### WORK ORDER
Each record is to be written out exactly as it appears.

[[ DATA LISTING, beginning ]]

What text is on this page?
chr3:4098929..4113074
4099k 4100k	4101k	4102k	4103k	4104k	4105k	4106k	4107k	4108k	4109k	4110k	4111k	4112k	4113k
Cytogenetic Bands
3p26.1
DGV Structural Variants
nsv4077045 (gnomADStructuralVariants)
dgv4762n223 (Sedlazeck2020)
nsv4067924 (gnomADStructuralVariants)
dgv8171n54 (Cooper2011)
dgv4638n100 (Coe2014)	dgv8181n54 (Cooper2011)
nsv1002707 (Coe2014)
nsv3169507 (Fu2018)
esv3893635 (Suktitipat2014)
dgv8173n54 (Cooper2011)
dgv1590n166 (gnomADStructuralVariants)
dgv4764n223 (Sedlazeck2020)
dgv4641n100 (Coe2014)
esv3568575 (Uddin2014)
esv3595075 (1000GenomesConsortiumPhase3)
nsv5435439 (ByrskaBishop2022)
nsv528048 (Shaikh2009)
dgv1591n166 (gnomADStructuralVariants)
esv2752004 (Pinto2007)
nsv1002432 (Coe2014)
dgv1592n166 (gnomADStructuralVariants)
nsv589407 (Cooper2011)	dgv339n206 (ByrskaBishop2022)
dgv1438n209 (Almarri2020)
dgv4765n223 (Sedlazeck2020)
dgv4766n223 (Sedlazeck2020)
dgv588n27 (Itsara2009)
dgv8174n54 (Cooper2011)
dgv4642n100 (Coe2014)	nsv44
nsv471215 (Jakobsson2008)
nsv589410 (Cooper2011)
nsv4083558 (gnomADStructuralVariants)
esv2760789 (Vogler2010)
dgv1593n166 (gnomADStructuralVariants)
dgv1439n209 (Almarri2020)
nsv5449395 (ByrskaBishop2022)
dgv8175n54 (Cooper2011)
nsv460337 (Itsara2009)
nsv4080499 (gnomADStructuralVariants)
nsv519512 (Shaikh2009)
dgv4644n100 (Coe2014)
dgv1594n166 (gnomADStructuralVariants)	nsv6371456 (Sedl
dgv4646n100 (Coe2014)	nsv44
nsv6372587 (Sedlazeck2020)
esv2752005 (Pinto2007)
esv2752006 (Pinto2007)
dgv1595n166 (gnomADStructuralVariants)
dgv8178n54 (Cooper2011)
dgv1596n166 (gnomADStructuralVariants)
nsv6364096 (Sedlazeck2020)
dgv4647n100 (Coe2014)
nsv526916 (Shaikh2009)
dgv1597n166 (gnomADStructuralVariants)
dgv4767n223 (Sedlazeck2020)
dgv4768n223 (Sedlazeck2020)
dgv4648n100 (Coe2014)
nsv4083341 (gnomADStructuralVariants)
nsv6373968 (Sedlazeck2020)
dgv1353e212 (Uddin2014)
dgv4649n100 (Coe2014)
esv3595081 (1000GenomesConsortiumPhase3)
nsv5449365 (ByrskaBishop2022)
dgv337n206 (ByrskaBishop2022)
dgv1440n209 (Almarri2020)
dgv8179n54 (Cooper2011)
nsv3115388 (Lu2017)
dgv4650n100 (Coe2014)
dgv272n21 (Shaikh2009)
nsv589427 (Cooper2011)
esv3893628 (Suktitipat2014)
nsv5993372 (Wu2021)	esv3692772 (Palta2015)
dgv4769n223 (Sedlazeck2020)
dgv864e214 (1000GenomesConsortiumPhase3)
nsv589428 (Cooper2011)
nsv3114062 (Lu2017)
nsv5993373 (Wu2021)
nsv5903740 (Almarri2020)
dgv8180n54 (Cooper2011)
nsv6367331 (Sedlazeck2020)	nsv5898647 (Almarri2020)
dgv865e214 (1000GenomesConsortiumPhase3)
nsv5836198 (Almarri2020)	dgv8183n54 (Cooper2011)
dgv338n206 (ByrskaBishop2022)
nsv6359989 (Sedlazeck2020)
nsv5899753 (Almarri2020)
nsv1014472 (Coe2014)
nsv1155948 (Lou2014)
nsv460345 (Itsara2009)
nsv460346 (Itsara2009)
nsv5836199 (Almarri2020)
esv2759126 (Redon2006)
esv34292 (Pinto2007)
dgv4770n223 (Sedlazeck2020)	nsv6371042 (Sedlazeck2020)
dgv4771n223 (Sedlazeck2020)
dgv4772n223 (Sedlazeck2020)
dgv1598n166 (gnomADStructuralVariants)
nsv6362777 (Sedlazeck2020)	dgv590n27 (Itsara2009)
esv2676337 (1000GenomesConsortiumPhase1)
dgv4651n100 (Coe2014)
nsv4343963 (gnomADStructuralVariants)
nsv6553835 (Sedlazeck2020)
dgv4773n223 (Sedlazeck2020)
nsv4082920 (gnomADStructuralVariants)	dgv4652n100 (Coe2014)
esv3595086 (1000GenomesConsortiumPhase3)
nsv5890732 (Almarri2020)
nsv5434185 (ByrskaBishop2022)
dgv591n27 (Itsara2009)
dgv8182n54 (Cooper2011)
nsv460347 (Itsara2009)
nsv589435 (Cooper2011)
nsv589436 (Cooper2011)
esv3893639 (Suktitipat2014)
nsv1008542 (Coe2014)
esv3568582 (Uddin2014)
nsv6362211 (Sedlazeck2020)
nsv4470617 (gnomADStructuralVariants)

[[ DATA LISTING, end ]]

### REPLY
What text is on this page?
chr3:4098929..4113074
4099k 4100k	4101k	4102k	4103k	4104k	4105k	4106k	4107k	4108k	4109k	4110k	4111k	4112k	4113k
Cytogenetic Bands
3p26.1
DGV Structural Variants
nsv4077045 (gnomADStructuralVariants)
dgv4762n223 (Sedlazeck2020)
nsv4067924 (gnomADStructuralVariants)
dgv8171n54 (Cooper2011)
dgv4638n100 (Coe2014)	dgv8181n54 (Cooper2011)
nsv1002707 (Coe2014)
nsv3169507 (Fu2018)
esv3893635 (Suktitipat2014)
dgv8173n54 (Cooper2011)
dgv1590n166 (gnomADStructuralVariants)
dgv4764n223 (Sedlazeck2020)
dgv4641n100 (Coe2014)
esv3568575 (Uddin2014)
esv3595075 (1000GenomesConsortiumPhase3)
nsv5435439 (ByrskaBishop2022)
nsv528048 (Shaikh2009)
dgv1591n166 (gnomADStructuralVariants)
esv2752004 (Pinto2007)
nsv1002432 (Coe2014)
dgv1592n166 (gnomADStructuralVariants)
nsv589407 (Cooper2011)	dgv339n206 (ByrskaBishop2022)
dgv1438n209 (Almarri2020)
dgv4765n223 (Sedlazeck2020)
dgv4766n223 (Sedlazeck2020)
dgv588n27 (Itsara2009)
dgv8174n54 (Cooper2011)
dgv4642n100 (Coe2014)	nsv44
nsv471215 (Jakobsson2008)
nsv589410 (Cooper2011)
nsv4083558 (gnomADStructuralVariants)
esv2760789 (Vogler2010)
dgv1593n166 (gnomADStructuralVariants)
dgv1439n209 (Almarri2020)
nsv5449395 (ByrskaBishop2022)
dgv8175n54 (Cooper2011)
nsv460337 (Itsara2009)
nsv4080499 (gnomADStructuralVariants)
nsv519512 (Shaikh2009)
dgv4644n100 (Coe2014)
dgv1594n166 (gnomADStructuralVariants)	nsv6371456 (Sedl
dgv4646n100 (Coe2014)	nsv44
nsv6372587 (Sedlazeck2020)
esv2752005 (Pinto2007)
esv2752006 (Pinto2007)
dgv1595n166 (gnomADStructuralVariants)
dgv8178n54 (Cooper2011)
dgv1596n166 (gnomADStructuralVariants)
nsv6364096 (Sedlazeck2020)
dgv4647n100 (Coe2014)
nsv526916 (Shaikh2009)
dgv1597n166 (gnomADStructuralVariants)
dgv4767n223 (Sedlazeck2020)
dgv4768n223 (Sedlazeck2020)
dgv4648n100 (Coe2014)
nsv4083341 (gnomADStructuralVariants)
nsv6373968 (Sedlazeck2020)
dgv1353e212 (Uddin2014)
dgv4649n100 (Coe2014)
esv3595081 (1000GenomesConsortiumPhase3)
nsv5449365 (ByrskaBishop2022)
dgv337n206 (ByrskaBishop2022)
dgv1440n209 (Almarri2020)
dgv8179n54 (Cooper2011)
nsv3115388 (Lu2017)
dgv4650n100 (Coe2014)
dgv272n21 (Shaikh2009)
nsv589427 (Cooper2011)
esv3893628 (Suktitipat2014)
nsv5993372 (Wu2021)	esv3692772 (Palta2015)
dgv4769n223 (Sedlazeck2020)
dgv864e214 (1000GenomesConsortiumPhase3)
nsv589428 (Cooper2011)
nsv3114062 (Lu2017)
nsv5993373 (Wu2021)
nsv5903740 (Almarri2020)
dgv8180n54 (Cooper2011)
nsv6367331 (Sedlazeck2020)	nsv5898647 (Almarri2020)
dgv865e214 (1000GenomesConsortiumPhase3)
nsv5836198 (Almarri2020)	dgv8183n54 (Cooper2011)
dgv338n206 (ByrskaBishop2022)
nsv6359989 (Sedlazeck2020)
nsv5899753 (Almarri2020)
nsv1014472 (Coe2014)
nsv1155948 (Lou2014)
nsv460345 (Itsara2009)
nsv460346 (Itsara2009)
nsv5836199 (Almarri2020)
esv2759126 (Redon2006)
esv34292 (Pinto2007)
dgv4770n223 (Sedlazeck2020)	nsv6371042 (Sedlazeck2020)
dgv4771n223 (Sedlazeck2020)
dgv4772n223 (Sedlazeck2020)
dgv1598n166 (gnomADStructuralVariants)
nsv6362777 (Sedlazeck2020)	dgv590n27 (Itsara2009)
esv2676337 (1000GenomesConsortiumPhase1)
dgv4651n100 (Coe2014)
nsv4343963 (gnomADStructuralVariants)
nsv6553835 (Sedlazeck2020)
dgv4773n223 (Sedlazeck2020)
nsv4082920 (gnomADStructuralVariants)	dgv4652n100 (Coe2014)
esv3595086 (1000GenomesConsortiumPhase3)
nsv5890732 (Almarri2020)
nsv5434185 (ByrskaBishop2022)
dgv591n27 (Itsara2009)
dgv8182n54 (Cooper2011)
nsv460347 (Itsara2009)
nsv589435 (Cooper2011)
nsv589436 (Cooper2011)
esv3893639 (Suktitipat2014)
nsv1008542 (Coe2014)
esv3568582 (Uddin2014)
nsv6362211 (Sedlazeck2020)
nsv4470617 (gnomADStructuralVariants)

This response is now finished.